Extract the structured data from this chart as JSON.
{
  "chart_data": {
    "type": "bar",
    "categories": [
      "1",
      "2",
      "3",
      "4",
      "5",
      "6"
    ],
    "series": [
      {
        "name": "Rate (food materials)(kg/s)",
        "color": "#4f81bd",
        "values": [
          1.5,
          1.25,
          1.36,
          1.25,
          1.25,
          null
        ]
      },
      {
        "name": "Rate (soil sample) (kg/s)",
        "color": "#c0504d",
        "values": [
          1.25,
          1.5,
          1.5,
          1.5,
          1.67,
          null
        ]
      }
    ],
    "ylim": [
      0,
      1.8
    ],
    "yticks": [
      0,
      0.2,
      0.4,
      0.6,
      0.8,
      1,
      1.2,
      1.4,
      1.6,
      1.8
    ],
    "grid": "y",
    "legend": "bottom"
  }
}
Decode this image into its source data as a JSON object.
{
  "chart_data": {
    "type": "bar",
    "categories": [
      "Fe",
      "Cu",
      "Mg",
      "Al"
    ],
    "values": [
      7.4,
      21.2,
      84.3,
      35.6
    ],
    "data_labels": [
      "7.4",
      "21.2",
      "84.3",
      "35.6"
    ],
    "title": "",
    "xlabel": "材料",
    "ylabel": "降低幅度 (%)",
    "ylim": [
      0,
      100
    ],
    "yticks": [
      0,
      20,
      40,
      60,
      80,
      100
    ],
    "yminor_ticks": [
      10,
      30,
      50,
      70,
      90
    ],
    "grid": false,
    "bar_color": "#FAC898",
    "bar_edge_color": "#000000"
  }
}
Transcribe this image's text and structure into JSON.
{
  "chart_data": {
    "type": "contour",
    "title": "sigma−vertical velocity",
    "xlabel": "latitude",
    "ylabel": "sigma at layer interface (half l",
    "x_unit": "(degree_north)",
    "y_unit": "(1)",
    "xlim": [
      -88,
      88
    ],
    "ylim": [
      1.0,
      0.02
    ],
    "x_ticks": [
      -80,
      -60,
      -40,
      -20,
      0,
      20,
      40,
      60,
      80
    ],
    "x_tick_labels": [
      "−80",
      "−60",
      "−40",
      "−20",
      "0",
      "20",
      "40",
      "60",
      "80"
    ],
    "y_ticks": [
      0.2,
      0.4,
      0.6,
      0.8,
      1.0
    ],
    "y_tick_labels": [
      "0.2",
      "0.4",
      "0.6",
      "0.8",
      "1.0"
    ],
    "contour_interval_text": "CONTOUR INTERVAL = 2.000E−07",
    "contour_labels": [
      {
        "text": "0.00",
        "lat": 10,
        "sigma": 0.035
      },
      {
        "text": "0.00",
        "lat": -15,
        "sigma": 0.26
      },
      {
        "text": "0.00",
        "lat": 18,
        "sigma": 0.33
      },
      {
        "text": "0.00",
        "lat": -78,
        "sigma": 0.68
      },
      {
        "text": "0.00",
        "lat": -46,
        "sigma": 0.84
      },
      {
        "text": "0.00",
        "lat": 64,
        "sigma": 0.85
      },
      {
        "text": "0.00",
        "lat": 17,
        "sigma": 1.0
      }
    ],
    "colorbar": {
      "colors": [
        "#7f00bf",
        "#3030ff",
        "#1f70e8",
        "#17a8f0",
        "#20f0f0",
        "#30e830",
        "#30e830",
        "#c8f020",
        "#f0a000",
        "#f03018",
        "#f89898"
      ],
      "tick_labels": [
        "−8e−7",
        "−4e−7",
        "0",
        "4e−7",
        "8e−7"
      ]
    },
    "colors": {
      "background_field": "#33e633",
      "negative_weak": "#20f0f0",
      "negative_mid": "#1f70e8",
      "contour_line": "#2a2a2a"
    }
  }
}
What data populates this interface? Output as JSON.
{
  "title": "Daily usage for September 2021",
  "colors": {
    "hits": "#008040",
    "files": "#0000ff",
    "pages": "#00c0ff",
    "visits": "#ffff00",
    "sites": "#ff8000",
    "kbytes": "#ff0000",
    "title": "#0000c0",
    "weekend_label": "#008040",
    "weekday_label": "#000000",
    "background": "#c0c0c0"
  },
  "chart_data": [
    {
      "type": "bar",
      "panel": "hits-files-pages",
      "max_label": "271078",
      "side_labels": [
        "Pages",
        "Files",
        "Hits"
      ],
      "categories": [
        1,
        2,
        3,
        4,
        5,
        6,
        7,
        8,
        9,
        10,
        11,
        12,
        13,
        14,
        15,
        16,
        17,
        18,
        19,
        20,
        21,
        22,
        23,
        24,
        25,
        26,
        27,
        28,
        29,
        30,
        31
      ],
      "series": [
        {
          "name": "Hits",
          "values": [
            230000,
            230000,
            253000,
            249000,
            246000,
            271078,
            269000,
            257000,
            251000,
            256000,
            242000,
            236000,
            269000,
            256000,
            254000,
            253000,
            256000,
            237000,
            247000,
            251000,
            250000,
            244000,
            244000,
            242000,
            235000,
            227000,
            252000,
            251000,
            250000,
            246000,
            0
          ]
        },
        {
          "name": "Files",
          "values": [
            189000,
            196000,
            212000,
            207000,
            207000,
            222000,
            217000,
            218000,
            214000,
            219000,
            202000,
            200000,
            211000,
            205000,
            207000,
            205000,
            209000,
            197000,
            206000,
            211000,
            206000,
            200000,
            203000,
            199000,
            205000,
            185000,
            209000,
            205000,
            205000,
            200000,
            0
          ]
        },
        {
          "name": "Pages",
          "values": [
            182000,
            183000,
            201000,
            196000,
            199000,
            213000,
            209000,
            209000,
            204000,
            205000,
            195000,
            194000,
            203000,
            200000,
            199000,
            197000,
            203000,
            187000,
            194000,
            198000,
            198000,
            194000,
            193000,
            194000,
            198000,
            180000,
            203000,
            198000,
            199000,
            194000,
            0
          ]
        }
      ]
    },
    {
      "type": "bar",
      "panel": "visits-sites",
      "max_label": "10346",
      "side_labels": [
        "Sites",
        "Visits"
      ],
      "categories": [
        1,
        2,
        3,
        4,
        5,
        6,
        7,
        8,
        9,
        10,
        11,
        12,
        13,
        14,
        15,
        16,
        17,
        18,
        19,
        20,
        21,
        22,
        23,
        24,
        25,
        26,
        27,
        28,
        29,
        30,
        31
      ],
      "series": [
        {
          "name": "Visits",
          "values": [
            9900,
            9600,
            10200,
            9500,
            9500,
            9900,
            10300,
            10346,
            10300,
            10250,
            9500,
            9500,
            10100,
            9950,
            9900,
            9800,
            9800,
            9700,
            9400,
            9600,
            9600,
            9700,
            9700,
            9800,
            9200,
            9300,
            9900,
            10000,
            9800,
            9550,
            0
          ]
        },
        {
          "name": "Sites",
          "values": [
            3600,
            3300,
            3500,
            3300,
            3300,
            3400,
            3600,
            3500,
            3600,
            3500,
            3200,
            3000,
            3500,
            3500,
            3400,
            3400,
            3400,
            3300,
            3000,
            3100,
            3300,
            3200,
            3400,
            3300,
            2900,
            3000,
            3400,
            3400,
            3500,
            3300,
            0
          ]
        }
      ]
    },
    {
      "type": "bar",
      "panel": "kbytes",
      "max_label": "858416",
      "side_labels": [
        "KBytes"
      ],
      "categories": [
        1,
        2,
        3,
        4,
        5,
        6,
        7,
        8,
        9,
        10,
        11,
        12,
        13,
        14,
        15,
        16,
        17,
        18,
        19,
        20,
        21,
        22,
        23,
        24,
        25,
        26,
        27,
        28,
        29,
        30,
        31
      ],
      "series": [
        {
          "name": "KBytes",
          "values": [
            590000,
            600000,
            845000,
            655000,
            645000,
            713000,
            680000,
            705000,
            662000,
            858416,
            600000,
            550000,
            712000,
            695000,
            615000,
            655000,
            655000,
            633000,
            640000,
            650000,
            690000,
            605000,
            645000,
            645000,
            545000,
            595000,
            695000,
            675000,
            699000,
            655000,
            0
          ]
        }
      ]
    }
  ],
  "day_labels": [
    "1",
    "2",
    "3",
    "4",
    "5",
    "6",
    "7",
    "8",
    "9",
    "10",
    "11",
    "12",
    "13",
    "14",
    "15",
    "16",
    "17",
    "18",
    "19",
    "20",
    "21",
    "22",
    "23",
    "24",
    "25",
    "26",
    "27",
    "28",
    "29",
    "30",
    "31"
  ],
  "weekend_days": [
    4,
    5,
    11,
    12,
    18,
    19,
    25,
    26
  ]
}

- WHAT IS EXPECTED
Copy each line of the listing that holds the word "name".

- TASK OUTPUT
        "name": "Rate (food materials)(kg/s)",
        "name": "Rate (soil sample) (kg/s)",
          "name": "Hits",
          "name": "Files",
          "name": "Pages",
          "name": "Visits",
          "name": "Sites",
          "name": "KBytes",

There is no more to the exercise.